- _INFORMATION GIVEN_:
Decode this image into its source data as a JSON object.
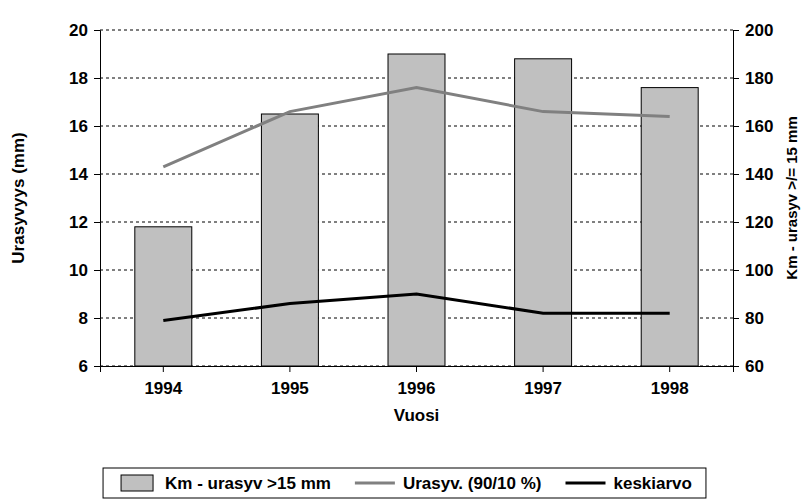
{
  "chart_data": {
    "type": "bar",
    "x_label": "Vuosi",
    "y_label": "Urasyvyys (mm)",
    "y2_label": "Km - urasyv >/= 15 mm",
    "categories": [
      "1994",
      "1995",
      "1996",
      "1997",
      "1998"
    ],
    "series": [
      {
        "name": "Km - urasyv >15 mm",
        "type": "bar",
        "color": "#c0c0c0",
        "axis": "y2",
        "values": [
          118,
          165,
          190,
          188,
          176
        ]
      },
      {
        "name": "Urasyv. (90/10 %)",
        "type": "line",
        "color": "#808080",
        "values": [
          14.3,
          16.6,
          17.6,
          16.6,
          16.4
        ]
      },
      {
        "name": "keskiarvo",
        "type": "line",
        "color": "#000000",
        "values": [
          7.9,
          8.6,
          9.0,
          8.2,
          8.2
        ]
      }
    ],
    "ylim": [
      6,
      20
    ],
    "yticks": [
      6,
      8,
      10,
      12,
      14,
      16,
      18,
      20
    ],
    "y2lim": [
      60,
      200
    ],
    "y2ticks": [
      60,
      80,
      100,
      120,
      140,
      160,
      180,
      200
    ],
    "grid": true,
    "legend": "bottom"
  }
}
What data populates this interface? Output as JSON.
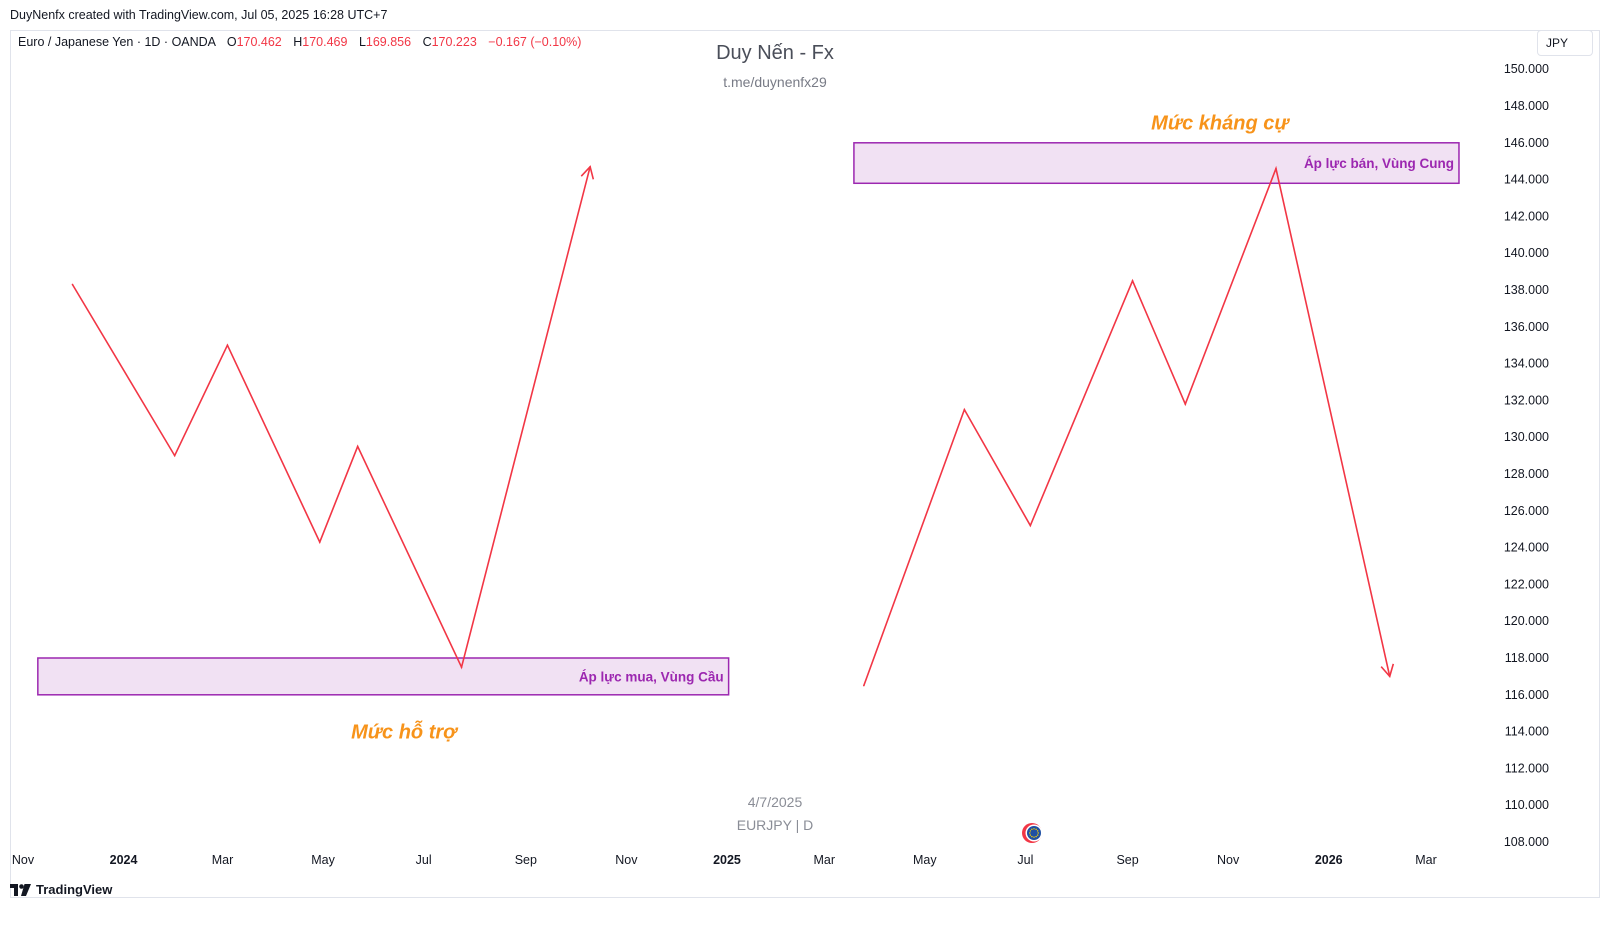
{
  "header": {
    "credit": "DuyNenfx created with TradingView.com, Jul 05, 2025 16:28 UTC+7"
  },
  "symbol": {
    "name": "Euro / Japanese Yen · 1D · OANDA",
    "o_label": "O",
    "o_value": "170.462",
    "h_label": "H",
    "h_value": "170.469",
    "l_label": "L",
    "l_value": "169.856",
    "c_label": "C",
    "c_value": "170.223",
    "change": "−0.167 (−0.10%)"
  },
  "watermark": {
    "title": "Duy Nến - Fx",
    "subtitle": "t.me/duynenfx29",
    "date": "4/7/2025",
    "symbol": "EURJPY | D"
  },
  "currency_button": "JPY",
  "footer": {
    "brand": "TradingView"
  },
  "colors": {
    "line": "#f23645",
    "zone_fill": "#f1e1f3",
    "zone_border": "#9c27b0",
    "zone_text": "#9c27b0",
    "level_text": "#f7931a"
  },
  "chart_data": {
    "type": "line",
    "ylim": [
      108,
      151
    ],
    "y_ticks": [
      "150.000",
      "148.000",
      "146.000",
      "144.000",
      "142.000",
      "140.000",
      "138.000",
      "136.000",
      "134.000",
      "132.000",
      "130.000",
      "128.000",
      "126.000",
      "124.000",
      "122.000",
      "120.000",
      "118.000",
      "116.000",
      "114.000",
      "112.000",
      "110.000",
      "108.000"
    ],
    "x_ticks": [
      {
        "label": "Nov",
        "date": "2023-11-01",
        "bold": false
      },
      {
        "label": "2024",
        "date": "2024-01-01",
        "bold": true
      },
      {
        "label": "Mar",
        "date": "2024-03-01",
        "bold": false
      },
      {
        "label": "May",
        "date": "2024-05-01",
        "bold": false
      },
      {
        "label": "Jul",
        "date": "2024-07-01",
        "bold": false
      },
      {
        "label": "Sep",
        "date": "2024-09-01",
        "bold": false
      },
      {
        "label": "Nov",
        "date": "2024-11-01",
        "bold": false
      },
      {
        "label": "2025",
        "date": "2025-01-01",
        "bold": true
      },
      {
        "label": "Mar",
        "date": "2025-03-01",
        "bold": false
      },
      {
        "label": "May",
        "date": "2025-05-01",
        "bold": false
      },
      {
        "label": "Jul",
        "date": "2025-07-01",
        "bold": false
      },
      {
        "label": "Sep",
        "date": "2025-09-01",
        "bold": false
      },
      {
        "label": "Nov",
        "date": "2025-11-01",
        "bold": false
      },
      {
        "label": "2026",
        "date": "2026-01-01",
        "bold": true
      },
      {
        "label": "Mar",
        "date": "2026-03-01",
        "bold": false
      }
    ],
    "series": [
      {
        "points": [
          {
            "x": "2023-12-01",
            "y": 138.3
          },
          {
            "x": "2024-02-01",
            "y": 129.0
          },
          {
            "x": "2024-03-04",
            "y": 135.0
          },
          {
            "x": "2024-04-29",
            "y": 124.3
          },
          {
            "x": "2024-05-22",
            "y": 129.5
          },
          {
            "x": "2024-07-24",
            "y": 117.5
          },
          {
            "x": "2024-10-10",
            "y": 144.7
          }
        ],
        "arrow_end": true
      },
      {
        "points": [
          {
            "x": "2025-03-25",
            "y": 116.5
          },
          {
            "x": "2025-05-25",
            "y": 131.5
          },
          {
            "x": "2025-07-04",
            "y": 125.2
          },
          {
            "x": "2025-09-04",
            "y": 138.5
          },
          {
            "x": "2025-10-06",
            "y": 131.8
          },
          {
            "x": "2025-11-30",
            "y": 144.6
          },
          {
            "x": "2026-02-07",
            "y": 117.0
          }
        ],
        "arrow_end": true
      }
    ],
    "zones": [
      {
        "x1": "2023-11-10",
        "x2": "2025-01-02",
        "y1": 116.0,
        "y2": 118.0,
        "label": "Áp lực mua, Vùng Cầu"
      },
      {
        "x1": "2025-03-19",
        "x2": "2026-03-21",
        "y1": 143.8,
        "y2": 146.0,
        "label": "Áp lực bán, Vùng Cung"
      }
    ],
    "annotations": [
      {
        "text": "Mức hỗ trợ",
        "x": "2024-06-19",
        "y": 114.0
      },
      {
        "text": "Mức kháng cự",
        "x": "2025-10-27",
        "y": 147.1
      }
    ]
  }
}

- _WHAT IS ASKED_: State how many lines of the material contain the string "JSON", with no other words.

- _RESULT FOR THIS EXERCISE_: 2